*** MATERIALS PROVIDED

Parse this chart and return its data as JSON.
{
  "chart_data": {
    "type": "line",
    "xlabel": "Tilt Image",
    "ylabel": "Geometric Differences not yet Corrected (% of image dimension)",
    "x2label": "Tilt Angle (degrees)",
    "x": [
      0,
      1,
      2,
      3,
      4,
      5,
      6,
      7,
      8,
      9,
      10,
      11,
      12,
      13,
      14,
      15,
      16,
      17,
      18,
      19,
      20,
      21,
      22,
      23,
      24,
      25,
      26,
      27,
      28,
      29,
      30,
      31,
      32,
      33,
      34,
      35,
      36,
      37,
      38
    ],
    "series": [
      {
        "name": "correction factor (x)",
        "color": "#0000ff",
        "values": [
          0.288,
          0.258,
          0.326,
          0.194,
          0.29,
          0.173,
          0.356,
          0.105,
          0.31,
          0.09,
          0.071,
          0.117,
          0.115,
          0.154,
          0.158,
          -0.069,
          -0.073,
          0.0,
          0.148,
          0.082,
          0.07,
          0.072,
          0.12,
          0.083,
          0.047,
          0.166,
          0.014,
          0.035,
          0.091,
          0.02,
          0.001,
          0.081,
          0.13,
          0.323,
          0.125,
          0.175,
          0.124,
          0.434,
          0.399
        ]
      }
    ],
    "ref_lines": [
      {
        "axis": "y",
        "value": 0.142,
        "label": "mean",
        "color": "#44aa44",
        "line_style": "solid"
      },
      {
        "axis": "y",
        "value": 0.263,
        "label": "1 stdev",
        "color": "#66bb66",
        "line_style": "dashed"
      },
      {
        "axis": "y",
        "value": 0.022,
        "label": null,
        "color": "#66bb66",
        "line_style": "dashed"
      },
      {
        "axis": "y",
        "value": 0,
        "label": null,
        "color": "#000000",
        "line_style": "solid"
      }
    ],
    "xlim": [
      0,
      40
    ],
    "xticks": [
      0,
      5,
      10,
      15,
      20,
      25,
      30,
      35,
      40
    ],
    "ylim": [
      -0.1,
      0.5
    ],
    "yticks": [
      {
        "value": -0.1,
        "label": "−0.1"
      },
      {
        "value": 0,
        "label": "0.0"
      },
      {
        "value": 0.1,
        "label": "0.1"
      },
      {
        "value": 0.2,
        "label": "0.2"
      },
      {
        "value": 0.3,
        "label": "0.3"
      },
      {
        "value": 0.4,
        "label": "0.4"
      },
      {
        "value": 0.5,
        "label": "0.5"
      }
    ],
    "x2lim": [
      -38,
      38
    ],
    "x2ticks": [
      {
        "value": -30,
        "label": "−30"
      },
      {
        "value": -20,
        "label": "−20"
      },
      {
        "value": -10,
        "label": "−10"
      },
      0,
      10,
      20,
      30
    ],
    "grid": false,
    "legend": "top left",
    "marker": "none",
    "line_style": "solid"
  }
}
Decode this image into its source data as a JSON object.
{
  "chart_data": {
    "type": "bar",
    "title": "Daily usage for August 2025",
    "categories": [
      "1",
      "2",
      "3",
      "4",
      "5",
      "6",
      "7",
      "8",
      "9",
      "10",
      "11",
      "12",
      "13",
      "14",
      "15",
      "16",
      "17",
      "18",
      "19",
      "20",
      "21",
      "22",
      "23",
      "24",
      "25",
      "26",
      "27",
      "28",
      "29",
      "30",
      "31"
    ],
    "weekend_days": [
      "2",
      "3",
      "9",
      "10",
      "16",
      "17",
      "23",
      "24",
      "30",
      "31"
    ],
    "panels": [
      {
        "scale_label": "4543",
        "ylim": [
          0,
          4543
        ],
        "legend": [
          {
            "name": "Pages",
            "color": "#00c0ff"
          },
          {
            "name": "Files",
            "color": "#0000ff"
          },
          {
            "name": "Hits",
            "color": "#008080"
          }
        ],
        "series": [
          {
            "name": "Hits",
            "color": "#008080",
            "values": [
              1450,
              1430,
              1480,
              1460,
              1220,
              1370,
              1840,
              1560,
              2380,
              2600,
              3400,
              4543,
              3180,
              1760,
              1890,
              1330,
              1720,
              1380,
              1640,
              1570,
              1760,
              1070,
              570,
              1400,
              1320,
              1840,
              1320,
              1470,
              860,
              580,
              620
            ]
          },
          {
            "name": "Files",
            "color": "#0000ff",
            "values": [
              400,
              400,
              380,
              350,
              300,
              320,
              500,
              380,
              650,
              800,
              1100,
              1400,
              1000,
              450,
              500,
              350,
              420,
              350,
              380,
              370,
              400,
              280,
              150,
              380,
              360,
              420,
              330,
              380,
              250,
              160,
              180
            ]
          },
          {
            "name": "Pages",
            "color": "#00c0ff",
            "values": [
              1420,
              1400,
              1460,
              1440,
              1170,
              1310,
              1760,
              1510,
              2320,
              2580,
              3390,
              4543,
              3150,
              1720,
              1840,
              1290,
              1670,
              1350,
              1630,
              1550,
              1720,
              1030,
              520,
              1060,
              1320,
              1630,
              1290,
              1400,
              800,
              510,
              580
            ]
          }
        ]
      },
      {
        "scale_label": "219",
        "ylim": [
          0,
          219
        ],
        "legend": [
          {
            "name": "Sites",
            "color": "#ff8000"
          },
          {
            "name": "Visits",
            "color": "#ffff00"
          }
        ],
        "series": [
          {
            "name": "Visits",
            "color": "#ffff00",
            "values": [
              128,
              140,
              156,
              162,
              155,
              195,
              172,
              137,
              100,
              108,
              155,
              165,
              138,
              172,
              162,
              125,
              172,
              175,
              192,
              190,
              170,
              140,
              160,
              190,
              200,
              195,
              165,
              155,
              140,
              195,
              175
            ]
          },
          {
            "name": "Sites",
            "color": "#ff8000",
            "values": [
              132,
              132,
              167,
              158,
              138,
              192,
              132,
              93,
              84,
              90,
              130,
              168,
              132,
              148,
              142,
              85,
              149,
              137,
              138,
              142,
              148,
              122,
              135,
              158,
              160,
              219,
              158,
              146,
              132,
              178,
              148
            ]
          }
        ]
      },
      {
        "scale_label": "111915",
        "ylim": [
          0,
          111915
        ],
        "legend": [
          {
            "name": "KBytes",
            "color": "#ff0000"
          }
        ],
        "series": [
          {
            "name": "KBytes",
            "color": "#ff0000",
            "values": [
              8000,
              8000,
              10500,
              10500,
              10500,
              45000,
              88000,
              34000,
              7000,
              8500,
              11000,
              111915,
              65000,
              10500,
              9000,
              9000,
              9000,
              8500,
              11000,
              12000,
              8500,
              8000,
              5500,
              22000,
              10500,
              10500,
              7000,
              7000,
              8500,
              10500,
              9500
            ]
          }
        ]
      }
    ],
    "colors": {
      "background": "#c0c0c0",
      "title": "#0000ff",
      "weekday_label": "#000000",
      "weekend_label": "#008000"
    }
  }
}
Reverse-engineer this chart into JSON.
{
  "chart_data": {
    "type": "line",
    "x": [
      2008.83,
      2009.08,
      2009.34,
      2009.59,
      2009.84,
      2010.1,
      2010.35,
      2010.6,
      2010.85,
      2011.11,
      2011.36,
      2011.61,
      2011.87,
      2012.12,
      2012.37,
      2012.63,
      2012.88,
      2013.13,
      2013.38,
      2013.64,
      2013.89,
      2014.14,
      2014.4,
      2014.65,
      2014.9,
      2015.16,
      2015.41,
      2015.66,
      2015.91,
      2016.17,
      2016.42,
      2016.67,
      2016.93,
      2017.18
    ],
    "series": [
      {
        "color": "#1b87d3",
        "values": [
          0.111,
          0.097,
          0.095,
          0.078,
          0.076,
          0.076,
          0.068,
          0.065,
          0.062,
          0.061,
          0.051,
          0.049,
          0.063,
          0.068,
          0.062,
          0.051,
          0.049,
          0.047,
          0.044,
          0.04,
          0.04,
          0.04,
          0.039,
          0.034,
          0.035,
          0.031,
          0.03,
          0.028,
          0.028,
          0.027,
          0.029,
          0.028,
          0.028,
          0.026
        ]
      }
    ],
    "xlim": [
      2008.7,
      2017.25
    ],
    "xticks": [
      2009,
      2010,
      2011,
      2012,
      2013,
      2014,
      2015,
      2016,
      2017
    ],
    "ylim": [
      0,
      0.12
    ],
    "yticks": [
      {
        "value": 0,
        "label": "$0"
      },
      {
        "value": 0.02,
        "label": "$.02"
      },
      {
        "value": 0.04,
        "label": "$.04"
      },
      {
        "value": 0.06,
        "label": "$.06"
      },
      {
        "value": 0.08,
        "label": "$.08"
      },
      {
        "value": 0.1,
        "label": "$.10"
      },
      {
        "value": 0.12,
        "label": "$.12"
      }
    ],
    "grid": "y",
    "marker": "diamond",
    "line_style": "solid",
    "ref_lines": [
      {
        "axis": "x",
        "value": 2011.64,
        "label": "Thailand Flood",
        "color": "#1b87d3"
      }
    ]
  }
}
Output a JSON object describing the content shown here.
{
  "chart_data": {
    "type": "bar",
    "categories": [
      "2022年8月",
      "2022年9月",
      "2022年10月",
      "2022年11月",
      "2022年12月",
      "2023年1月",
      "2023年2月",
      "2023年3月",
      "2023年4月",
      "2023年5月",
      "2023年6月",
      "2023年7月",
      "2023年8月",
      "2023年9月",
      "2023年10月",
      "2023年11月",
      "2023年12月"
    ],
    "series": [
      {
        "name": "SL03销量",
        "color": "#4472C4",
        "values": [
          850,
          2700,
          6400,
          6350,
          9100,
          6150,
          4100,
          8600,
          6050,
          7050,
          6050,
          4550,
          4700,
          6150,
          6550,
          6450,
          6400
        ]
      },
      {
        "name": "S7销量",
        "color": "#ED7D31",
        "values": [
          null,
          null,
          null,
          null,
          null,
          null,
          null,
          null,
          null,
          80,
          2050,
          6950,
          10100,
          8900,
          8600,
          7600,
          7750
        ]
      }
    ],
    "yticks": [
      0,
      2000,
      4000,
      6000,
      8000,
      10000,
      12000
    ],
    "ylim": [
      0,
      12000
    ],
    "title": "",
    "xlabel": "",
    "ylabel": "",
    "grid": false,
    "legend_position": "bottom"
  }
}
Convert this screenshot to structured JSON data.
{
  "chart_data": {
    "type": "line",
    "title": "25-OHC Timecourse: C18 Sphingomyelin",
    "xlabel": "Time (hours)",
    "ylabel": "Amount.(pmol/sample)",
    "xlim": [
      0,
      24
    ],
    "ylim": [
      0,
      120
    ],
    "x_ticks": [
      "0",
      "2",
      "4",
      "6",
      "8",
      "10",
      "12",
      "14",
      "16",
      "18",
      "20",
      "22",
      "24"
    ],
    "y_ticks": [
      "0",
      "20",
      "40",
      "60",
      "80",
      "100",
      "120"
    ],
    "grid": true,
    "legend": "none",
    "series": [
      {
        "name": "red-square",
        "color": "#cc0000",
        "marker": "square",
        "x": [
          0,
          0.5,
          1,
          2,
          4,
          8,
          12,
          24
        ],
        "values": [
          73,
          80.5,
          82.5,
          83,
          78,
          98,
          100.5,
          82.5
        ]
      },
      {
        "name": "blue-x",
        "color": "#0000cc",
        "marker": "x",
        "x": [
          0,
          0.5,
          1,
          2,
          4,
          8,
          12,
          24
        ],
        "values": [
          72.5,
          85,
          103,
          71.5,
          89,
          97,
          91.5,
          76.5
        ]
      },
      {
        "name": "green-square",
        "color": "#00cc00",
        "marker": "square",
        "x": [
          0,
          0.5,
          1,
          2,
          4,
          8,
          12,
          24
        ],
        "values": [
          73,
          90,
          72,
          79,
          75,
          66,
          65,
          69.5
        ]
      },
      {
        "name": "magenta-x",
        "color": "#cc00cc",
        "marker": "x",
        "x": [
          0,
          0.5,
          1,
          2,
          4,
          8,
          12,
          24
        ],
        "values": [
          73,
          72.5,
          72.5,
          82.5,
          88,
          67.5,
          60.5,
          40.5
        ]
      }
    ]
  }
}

******

- TASK DIRECTIONS
Show each line of the data that contains the string "grid".

- COMPLETED TASK
    "grid": false,
    "grid": "y",
    "grid": false,
    "grid": true,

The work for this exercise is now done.